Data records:
-- -- --
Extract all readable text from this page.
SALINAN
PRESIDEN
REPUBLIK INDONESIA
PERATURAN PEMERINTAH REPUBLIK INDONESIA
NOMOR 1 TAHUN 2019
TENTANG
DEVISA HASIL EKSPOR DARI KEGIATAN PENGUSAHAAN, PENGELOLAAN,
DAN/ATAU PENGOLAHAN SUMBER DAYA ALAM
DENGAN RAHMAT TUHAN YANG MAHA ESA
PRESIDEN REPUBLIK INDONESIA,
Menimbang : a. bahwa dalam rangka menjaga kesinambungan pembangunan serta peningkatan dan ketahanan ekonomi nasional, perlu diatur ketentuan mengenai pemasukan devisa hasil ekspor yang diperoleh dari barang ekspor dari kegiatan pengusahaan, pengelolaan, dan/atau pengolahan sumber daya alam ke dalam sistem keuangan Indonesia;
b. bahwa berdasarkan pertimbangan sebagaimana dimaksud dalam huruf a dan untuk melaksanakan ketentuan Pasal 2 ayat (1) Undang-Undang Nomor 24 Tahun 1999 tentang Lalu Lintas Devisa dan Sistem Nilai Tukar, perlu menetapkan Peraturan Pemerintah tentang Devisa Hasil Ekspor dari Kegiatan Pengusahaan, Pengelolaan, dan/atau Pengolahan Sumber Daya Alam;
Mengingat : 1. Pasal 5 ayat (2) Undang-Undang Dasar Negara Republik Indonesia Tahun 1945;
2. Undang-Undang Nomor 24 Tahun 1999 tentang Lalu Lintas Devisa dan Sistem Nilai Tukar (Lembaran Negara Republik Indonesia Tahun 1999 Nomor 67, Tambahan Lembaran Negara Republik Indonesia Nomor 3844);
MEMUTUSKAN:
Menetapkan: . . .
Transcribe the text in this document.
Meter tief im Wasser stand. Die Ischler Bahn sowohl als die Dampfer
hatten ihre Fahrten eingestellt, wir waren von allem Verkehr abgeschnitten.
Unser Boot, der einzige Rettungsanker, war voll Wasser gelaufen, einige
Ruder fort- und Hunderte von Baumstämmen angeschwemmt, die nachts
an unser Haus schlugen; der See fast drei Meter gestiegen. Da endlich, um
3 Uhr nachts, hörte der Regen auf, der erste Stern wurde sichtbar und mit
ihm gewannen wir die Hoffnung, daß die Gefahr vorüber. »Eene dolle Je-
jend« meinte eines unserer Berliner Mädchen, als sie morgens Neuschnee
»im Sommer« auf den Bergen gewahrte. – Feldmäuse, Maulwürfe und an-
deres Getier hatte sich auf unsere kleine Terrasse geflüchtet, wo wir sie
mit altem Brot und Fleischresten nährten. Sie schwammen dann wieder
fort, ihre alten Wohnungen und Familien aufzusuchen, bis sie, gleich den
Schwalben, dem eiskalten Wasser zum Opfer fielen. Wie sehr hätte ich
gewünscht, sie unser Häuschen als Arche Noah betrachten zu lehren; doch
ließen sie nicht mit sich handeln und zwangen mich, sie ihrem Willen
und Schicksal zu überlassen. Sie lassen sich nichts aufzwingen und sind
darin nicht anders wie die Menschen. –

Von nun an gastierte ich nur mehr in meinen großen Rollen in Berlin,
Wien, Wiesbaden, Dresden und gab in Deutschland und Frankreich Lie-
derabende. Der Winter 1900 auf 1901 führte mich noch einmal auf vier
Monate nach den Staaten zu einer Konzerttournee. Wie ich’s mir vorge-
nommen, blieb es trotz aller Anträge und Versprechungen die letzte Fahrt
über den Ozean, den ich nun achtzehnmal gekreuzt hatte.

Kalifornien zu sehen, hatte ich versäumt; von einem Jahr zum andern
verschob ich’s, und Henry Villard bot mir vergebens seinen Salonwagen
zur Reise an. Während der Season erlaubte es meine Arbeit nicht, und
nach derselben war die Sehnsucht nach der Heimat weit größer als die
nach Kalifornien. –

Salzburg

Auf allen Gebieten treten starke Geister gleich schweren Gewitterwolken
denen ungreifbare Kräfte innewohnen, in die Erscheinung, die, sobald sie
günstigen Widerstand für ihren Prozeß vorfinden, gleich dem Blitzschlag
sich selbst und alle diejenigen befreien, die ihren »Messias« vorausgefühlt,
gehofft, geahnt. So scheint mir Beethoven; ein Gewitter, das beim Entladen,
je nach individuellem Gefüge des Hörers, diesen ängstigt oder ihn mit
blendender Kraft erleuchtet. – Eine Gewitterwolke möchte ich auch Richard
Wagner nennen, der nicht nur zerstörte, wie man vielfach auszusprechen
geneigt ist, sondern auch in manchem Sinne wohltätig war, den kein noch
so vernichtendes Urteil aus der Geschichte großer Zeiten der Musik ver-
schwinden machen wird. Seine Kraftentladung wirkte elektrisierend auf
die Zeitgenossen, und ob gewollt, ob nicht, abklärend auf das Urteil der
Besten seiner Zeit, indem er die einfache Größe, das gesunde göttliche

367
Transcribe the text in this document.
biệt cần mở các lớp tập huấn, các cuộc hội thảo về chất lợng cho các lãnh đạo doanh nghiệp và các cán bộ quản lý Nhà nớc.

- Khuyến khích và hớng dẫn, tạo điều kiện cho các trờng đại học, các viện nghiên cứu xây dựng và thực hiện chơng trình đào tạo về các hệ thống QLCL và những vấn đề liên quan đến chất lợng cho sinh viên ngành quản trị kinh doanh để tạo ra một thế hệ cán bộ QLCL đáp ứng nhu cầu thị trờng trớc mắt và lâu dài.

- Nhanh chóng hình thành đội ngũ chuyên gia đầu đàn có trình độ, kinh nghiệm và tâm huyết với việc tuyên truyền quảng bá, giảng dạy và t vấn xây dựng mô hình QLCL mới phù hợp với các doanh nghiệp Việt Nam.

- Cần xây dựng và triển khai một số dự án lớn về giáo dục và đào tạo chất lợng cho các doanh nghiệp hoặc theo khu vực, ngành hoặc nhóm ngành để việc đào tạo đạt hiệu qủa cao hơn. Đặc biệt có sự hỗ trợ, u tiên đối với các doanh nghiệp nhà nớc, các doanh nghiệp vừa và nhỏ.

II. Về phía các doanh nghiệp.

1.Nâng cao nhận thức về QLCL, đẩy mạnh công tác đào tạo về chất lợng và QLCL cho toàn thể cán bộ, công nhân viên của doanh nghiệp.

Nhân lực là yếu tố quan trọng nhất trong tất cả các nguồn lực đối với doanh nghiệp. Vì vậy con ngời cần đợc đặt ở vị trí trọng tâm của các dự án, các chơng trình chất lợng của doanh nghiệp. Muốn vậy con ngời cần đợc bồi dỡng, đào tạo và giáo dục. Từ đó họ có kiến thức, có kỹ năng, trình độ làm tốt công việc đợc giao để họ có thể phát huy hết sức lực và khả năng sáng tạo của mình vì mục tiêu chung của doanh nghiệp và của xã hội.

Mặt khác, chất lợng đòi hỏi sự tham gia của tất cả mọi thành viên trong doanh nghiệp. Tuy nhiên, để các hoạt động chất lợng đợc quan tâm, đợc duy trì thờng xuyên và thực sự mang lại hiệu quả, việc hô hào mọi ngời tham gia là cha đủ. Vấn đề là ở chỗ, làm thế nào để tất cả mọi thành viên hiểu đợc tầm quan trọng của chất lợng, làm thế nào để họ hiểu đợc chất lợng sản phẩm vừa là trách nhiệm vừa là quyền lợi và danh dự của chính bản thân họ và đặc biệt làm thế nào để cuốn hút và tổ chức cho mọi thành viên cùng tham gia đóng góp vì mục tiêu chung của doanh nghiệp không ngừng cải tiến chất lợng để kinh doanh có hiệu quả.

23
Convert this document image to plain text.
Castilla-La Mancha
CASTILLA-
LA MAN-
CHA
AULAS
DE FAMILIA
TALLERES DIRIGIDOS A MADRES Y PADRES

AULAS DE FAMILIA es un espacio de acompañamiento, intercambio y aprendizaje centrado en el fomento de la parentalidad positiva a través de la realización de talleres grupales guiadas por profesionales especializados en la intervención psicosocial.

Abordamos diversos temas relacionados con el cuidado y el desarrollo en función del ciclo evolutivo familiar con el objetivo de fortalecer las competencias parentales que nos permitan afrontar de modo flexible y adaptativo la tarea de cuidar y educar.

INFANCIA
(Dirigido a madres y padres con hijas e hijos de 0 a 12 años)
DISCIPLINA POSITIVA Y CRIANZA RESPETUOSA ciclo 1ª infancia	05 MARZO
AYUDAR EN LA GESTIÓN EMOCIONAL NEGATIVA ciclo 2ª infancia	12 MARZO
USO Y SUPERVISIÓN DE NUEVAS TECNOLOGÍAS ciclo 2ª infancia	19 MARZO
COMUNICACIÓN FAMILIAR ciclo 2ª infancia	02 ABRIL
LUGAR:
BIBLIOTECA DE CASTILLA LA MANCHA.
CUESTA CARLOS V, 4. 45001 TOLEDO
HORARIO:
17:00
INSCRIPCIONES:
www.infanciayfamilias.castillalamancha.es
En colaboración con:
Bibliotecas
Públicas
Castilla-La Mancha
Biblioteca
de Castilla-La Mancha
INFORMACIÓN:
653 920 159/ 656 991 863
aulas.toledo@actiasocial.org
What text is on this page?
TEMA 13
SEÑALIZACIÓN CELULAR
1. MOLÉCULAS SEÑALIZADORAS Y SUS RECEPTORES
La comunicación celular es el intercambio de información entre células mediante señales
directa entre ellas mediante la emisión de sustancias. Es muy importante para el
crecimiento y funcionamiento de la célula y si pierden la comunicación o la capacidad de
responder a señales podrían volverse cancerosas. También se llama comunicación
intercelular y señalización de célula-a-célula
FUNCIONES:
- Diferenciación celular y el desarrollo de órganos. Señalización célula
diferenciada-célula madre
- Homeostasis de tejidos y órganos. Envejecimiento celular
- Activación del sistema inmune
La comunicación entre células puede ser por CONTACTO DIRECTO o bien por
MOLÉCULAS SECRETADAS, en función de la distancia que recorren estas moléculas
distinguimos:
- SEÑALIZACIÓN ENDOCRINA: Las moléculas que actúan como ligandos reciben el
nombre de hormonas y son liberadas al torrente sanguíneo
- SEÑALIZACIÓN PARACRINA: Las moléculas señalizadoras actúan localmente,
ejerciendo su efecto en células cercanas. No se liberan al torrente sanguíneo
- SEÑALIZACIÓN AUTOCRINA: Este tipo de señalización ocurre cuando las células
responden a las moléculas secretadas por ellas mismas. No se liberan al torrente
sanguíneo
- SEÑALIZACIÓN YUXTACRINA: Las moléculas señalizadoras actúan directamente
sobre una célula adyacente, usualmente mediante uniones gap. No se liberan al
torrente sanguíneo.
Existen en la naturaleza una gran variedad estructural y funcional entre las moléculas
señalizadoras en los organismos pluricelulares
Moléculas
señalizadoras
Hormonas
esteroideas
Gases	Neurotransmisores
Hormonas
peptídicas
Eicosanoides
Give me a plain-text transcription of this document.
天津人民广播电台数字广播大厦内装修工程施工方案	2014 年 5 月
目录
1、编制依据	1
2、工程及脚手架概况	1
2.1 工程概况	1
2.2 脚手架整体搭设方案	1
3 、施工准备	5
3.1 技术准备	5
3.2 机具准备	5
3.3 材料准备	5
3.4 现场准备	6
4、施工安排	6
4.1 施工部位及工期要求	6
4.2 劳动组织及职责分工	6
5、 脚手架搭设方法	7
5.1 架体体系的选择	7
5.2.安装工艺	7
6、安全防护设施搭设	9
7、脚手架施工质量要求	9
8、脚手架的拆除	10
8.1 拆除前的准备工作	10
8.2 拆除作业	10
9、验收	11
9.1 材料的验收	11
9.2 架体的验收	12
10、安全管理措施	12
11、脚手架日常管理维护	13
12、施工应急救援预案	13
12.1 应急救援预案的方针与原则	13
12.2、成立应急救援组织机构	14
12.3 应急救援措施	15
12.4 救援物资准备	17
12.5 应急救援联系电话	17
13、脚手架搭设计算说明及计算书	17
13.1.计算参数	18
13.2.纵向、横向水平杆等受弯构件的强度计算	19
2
-- -- --
_Work to complete_.
Of all the lines in the material above, how many contain the word "auch"? Give only the count.

_Response_.
2